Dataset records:

▼▼▼

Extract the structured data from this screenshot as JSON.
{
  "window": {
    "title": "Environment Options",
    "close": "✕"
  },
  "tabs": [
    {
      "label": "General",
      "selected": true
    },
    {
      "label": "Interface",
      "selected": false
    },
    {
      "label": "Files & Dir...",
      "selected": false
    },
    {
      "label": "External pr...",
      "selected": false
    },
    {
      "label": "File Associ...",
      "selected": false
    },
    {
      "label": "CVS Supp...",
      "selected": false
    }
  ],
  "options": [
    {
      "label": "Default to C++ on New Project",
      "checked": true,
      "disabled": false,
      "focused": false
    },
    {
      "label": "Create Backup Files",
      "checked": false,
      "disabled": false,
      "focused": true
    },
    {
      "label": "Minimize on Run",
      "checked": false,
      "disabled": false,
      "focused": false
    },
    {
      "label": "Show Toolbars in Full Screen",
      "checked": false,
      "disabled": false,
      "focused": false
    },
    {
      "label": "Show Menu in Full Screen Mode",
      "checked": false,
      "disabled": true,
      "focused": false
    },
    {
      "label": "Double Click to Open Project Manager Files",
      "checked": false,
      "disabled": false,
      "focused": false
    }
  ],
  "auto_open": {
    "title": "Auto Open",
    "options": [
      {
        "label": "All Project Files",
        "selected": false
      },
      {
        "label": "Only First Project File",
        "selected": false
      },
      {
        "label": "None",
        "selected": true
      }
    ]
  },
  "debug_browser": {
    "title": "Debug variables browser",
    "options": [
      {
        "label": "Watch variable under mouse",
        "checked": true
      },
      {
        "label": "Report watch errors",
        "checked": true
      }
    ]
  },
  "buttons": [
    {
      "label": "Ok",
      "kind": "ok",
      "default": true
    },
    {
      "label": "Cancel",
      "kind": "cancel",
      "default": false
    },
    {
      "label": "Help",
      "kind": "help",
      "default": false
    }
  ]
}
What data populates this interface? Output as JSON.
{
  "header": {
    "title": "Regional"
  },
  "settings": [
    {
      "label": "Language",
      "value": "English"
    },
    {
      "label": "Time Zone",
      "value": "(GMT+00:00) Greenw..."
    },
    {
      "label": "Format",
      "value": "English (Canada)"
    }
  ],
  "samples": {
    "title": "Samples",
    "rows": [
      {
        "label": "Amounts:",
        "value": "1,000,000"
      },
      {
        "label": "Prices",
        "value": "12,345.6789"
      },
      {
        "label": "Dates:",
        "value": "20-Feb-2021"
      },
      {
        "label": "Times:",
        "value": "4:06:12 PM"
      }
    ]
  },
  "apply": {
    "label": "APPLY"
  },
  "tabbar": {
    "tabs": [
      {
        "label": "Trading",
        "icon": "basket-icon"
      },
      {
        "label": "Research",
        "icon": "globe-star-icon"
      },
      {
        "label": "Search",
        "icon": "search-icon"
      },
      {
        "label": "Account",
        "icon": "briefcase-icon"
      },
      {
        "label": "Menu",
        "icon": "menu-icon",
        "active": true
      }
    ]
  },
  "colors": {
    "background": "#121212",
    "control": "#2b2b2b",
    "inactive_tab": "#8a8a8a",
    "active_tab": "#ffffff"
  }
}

▲▲▲

● Work to be completed
From the data, collect all lines where the string "English" appears.

● Solved problem
      "value": "English"
      "value": "English (Canada)"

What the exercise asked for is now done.